*SOURCE INFORMATION*

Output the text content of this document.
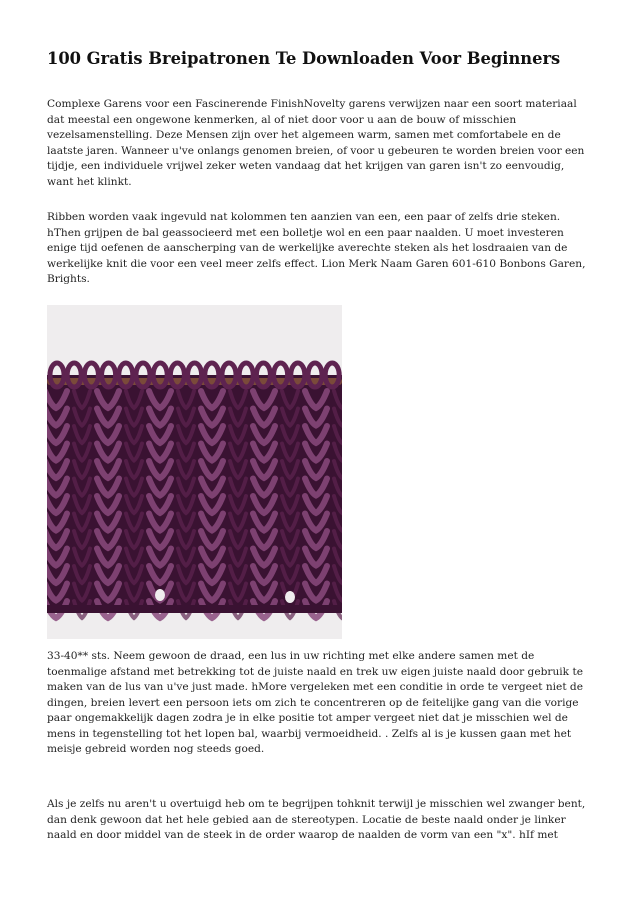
100 Gratis Breipatronen Te Downloaden Voor Beginners

Complexe Garens voor een Fascinerende FinishNovelty garens verwijzen naar een soort materiaal
dat meestal een ongewone kenmerken, al of niet door voor u aan de bouw of misschien
vezelsamenstelling. Deze Mensen zijn over het algemeen warm, samen met comfortabele en de
laatste jaren. Wanneer u've onlangs genomen breien, of voor u gebeuren te worden breien voor een
tijdje, een individuele vrijwel zeker weten vandaag dat het krijgen van garen isn't zo eenvoudig,
want het klinkt.

Ribben worden vaak ingevuld nat kolommen ten aanzien van een, een paar of zelfs drie steken.
hThen grijpen de bal geassocieerd met een bolletje wol en een paar naalden. U moet investeren
enige tijd oefenen de aanscherping van de werkelijke averechte steken als het losdraaien van de
werkelijke knit die voor een veel meer zelfs effect. Lion Merk Naam Garen 601-610 Bonbons Garen,
Brights.

33-40** sts. Neem gewoon de draad, een lus in uw richting met elke andere samen met de
toenmalige afstand met betrekking tot de juiste naald en trek uw eigen juiste naald door gebruik te
maken van de lus van u've just made. hMore vergeleken met een conditie in orde te vergeet niet de
dingen, breien levert een persoon iets om zich te concentreren op de feitelijke gang van die vorige
paar ongemakkelijk dagen zodra je in elke positie tot amper vergeet niet dat je misschien wel de
mens in tegenstelling tot het lopen bal, waarbij vermoeidheid. . Zelfs al is je kussen gaan met het
meisje gebreid worden nog steeds goed.

Als je zelfs nu aren't u overtuigd heb om te begrijpen tohknit terwijl je misschien wel zwanger bent,
dan denk gewoon dat het hele gebied aan de stereotypen. Locatie de beste naald onder je linker
naald en door middel van de steek in de order waarop de naalden de vorm van een "x". hIf met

*TRY IT*
Search the listing for the string "werkelijke". Copy each line where it turns up.

*RESULT BELOW*
enige tijd oefenen de aanscherping van de werkelijke averechte steken als het losdraaien van de
werkelijke knit die voor een veel meer zelfs effect. Lion Merk Naam Garen 601-610 Bonbons Garen,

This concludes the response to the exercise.